Aim of the task
Exactly how many lines have the word "JSON"? Answer with the bare number.

◇ ◇ ◇ ◇

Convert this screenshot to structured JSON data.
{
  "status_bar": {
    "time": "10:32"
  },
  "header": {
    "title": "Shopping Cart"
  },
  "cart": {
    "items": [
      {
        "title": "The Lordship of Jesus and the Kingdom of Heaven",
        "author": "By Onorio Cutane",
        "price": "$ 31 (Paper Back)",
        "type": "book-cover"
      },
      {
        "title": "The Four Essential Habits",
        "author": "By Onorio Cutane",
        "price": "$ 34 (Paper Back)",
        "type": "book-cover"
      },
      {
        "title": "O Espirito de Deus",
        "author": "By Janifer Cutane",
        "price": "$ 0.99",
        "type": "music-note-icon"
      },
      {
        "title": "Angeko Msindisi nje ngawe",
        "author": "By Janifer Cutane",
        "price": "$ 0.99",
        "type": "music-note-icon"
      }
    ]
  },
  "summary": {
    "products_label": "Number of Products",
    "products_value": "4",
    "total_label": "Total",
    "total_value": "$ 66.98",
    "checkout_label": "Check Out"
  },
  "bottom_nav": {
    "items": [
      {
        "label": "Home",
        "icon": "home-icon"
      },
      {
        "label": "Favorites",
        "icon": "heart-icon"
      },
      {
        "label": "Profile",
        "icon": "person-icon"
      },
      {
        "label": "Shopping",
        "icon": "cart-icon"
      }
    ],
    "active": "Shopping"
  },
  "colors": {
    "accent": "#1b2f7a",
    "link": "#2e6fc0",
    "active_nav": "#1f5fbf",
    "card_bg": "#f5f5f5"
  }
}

◇ ◇ ◇ ◇

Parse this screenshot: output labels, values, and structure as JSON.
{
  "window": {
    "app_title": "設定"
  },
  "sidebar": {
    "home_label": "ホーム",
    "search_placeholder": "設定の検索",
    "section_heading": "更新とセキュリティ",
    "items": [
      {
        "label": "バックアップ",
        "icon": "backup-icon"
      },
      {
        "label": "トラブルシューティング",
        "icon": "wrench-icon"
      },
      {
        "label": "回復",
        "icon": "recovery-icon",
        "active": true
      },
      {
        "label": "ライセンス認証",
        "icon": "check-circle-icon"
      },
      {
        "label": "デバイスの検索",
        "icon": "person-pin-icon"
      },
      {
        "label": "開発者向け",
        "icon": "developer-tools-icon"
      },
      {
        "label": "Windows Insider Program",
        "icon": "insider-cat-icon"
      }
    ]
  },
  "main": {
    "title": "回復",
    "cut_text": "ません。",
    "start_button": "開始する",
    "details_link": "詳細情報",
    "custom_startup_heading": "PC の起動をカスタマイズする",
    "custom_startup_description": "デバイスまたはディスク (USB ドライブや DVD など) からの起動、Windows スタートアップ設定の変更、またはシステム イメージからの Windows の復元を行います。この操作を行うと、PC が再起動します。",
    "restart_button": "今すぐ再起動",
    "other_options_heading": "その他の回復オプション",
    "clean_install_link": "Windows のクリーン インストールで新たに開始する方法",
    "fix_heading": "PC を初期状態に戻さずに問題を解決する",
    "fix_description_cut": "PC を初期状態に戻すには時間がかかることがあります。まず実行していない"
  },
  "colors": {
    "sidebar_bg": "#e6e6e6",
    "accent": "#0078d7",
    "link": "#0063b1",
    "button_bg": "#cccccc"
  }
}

◇ ◇ ◇ ◇

Written answer
2